(Items from a dataset)
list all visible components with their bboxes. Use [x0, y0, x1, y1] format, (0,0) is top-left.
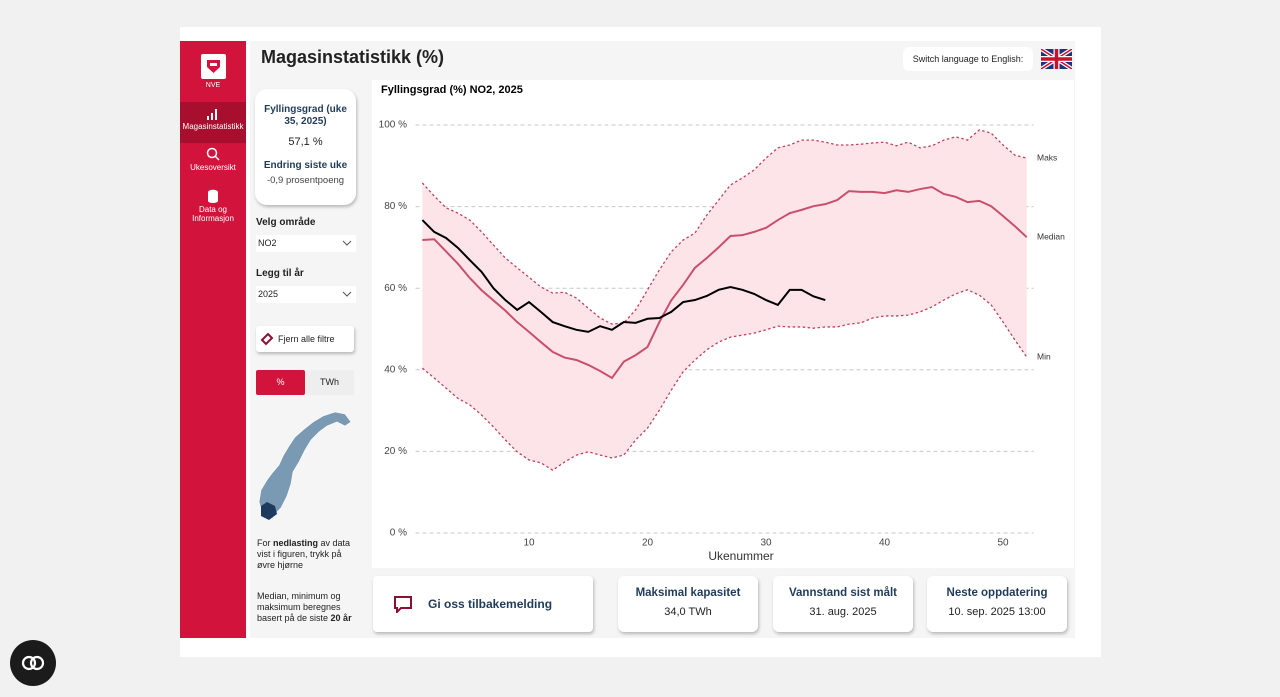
nav-label: Data og Informasjon — [192, 205, 234, 223]
x-tick-label: 30 — [760, 538, 772, 549]
clear-filters-label: Fjern alle filtre — [278, 334, 335, 344]
series-line — [422, 185, 1028, 380]
chart-title: Fyllingsgrad (%) NO2, 2025 — [381, 84, 523, 96]
note-text: av data vist i figuren, trykk på øvre hj… — [257, 538, 351, 570]
x-tick-label: 40 — [879, 538, 891, 549]
series-label: Median — [1037, 231, 1065, 241]
kpi-change-label: Endring siste uke — [263, 160, 348, 171]
series-line — [421, 219, 826, 333]
unit-label: % — [276, 377, 285, 387]
logo-text: NVE — [205, 82, 221, 89]
y-tick-label: 60 % — [384, 283, 407, 294]
info-value: 34,0 TWh — [664, 606, 712, 618]
clear-filters-button[interactable]: Fjern alle filtre — [256, 326, 354, 352]
area-value: NO2 — [258, 238, 277, 248]
nav-label: Magasinstatistikk — [182, 122, 244, 131]
y-tick-label: 100 % — [379, 120, 407, 131]
info-card: Neste oppdatering 10. sep. 2025 13:00 — [927, 576, 1067, 632]
series-line — [421, 289, 1028, 471]
chat-icon — [394, 596, 412, 613]
unit-toggle[interactable]: TWh — [305, 370, 354, 395]
kpi-change-value: -0,9 prosentpoeng — [266, 175, 345, 186]
series-label: Maks — [1037, 152, 1057, 162]
nav-icon — [206, 147, 220, 161]
kpi-label: Fyllingsgrad (uke 35, 2025) — [264, 104, 347, 127]
feedback-label: Gi oss tilbakemelding — [428, 597, 553, 611]
nav-icon — [208, 189, 218, 203]
info-value: 10. sep. 2025 13:00 — [948, 606, 1046, 618]
x-tick-label: 50 — [997, 538, 1009, 549]
year-dropdown[interactable]: 2025 — [256, 286, 356, 303]
floating-icon — [21, 655, 45, 671]
y-tick-label: 0 % — [390, 528, 407, 539]
uk-flag[interactable] — [1041, 49, 1072, 69]
nav-item-active[interactable]: Magasinstatistikk — [180, 102, 246, 143]
info-label: Vannstand sist målt — [788, 587, 897, 599]
kpi-value: 57,1 % — [288, 136, 323, 148]
area-dropdown[interactable]: NO2 — [256, 235, 356, 252]
x-tick-label: 20 — [642, 538, 654, 549]
info-card: Vannstand sist målt 31. aug. 2025 — [773, 576, 913, 632]
nav-item[interactable]: Data og Informasjon — [180, 189, 246, 223]
nav-icon — [207, 109, 217, 120]
chevron — [342, 240, 352, 246]
x-axis-label: Ukenummer — [708, 549, 773, 563]
stats-note: Median, minimum og maksimum beregnes bas… — [257, 591, 359, 624]
download-note: For nedlasting av data vist i figuren, t… — [257, 538, 359, 571]
y-tick-label: 40 % — [384, 364, 407, 375]
unit-toggle-active[interactable]: % — [256, 370, 305, 395]
y-tick-label: 20 % — [384, 446, 407, 457]
area-label: Velg område — [256, 217, 316, 228]
info-label: Neste oppdatering — [946, 587, 1048, 599]
language-label: Switch language to English: — [903, 47, 1033, 71]
info-card: Maksimal kapasitet 34,0 TWh — [618, 576, 758, 632]
range-band — [422, 129, 1027, 471]
x-tick-label: 10 — [523, 538, 535, 549]
nav-label: Ukesoversikt — [190, 163, 236, 172]
note-text: Median, minimum og maksimum beregnes bas… — [257, 591, 341, 623]
series-line — [421, 129, 1027, 325]
page-title: Magasinstatistikk (%) — [261, 47, 445, 67]
note-bold: 20 år — [330, 613, 352, 623]
info-value: 31. aug. 2025 — [809, 606, 877, 618]
year-value: 2025 — [258, 289, 279, 299]
series-label: Min — [1037, 351, 1051, 361]
floating-button[interactable] — [10, 640, 56, 686]
chart: Fyllingsgrad (%) NO2, 2025 Ukenummer 0 %… — [379, 84, 1066, 563]
logo-mark — [201, 54, 226, 79]
y-tick-label: 80 % — [384, 201, 407, 212]
feedback-button[interactable]: Gi oss tilbakemelding — [373, 576, 593, 632]
note-text: For — [257, 538, 274, 548]
sidebar: NVE Magasinstatistikk Ukesoversikt Data … — [180, 41, 246, 638]
kpi-card: Fyllingsgrad (uke 35, 2025) 57,1 % Endri… — [255, 89, 356, 205]
info-label: Maksimal kapasitet — [635, 587, 741, 599]
chevron — [342, 291, 352, 297]
unit-label: TWh — [320, 377, 339, 387]
eraser-icon — [260, 332, 274, 346]
year-label: Legg til år — [256, 268, 304, 279]
logo-icon — [207, 60, 220, 73]
norway-map — [258, 411, 352, 520]
nav-item[interactable]: Ukesoversikt — [180, 147, 246, 181]
note-bold: nedlasting — [273, 538, 319, 548]
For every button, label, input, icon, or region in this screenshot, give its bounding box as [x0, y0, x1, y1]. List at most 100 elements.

Exercise description: Copy word for word the part of the material that begins with the line containing "nav-label: Data og" and ends with the line containing "series-line — [421, 219, 826, 333]", with both of those lines included.

Task response:
nav-label: Data og Informasjon — [192, 205, 234, 223]
x-tick-label: 30 — [760, 538, 772, 549]
clear-filters-label: Fjern alle filtre — [278, 334, 335, 344]
series-line — [422, 185, 1028, 380]
chart-title: Fyllingsgrad (%) NO2, 2025 — [381, 84, 523, 96]
note-text: av data vist i figuren, trykk på øvre hj… — [257, 538, 351, 570]
x-tick-label: 40 — [879, 538, 891, 549]
series-label: Median — [1037, 231, 1065, 241]
kpi-change-label: Endring siste uke — [263, 160, 348, 171]
series-line — [421, 219, 826, 333]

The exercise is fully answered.